Find the lines containing the word "Output" and copy every one of them.

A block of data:
•••••

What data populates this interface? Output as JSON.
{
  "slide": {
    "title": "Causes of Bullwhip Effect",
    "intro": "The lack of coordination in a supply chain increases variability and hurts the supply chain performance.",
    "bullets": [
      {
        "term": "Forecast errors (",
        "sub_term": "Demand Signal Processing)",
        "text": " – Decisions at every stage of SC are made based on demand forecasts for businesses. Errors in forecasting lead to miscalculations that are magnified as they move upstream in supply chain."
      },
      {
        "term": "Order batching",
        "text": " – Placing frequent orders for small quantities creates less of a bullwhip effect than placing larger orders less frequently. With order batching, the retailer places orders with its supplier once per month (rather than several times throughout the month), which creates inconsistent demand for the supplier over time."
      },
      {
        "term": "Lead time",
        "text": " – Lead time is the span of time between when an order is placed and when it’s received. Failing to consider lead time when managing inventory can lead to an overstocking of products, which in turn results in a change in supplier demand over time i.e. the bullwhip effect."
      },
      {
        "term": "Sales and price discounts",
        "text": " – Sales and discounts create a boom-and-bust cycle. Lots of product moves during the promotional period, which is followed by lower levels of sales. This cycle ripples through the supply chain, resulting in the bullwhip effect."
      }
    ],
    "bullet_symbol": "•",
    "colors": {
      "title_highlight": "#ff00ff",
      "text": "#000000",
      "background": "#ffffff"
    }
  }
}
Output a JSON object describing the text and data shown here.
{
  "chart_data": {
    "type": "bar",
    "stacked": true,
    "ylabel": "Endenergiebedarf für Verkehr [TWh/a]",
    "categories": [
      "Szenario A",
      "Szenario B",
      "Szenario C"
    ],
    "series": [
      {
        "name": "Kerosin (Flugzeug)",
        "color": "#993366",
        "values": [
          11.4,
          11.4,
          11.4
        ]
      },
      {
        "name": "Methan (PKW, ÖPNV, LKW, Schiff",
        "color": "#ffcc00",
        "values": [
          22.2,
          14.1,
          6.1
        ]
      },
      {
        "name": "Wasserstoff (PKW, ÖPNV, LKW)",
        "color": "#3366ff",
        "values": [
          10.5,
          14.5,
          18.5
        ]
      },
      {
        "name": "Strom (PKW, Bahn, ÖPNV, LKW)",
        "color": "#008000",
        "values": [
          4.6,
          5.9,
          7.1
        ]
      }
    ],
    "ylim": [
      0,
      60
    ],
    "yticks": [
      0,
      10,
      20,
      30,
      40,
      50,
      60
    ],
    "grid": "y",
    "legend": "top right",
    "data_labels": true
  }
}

•••••

▶ **Exercise result**:
What data populates this interface? Output as JSON.
Output a JSON object describing the text and data shown here.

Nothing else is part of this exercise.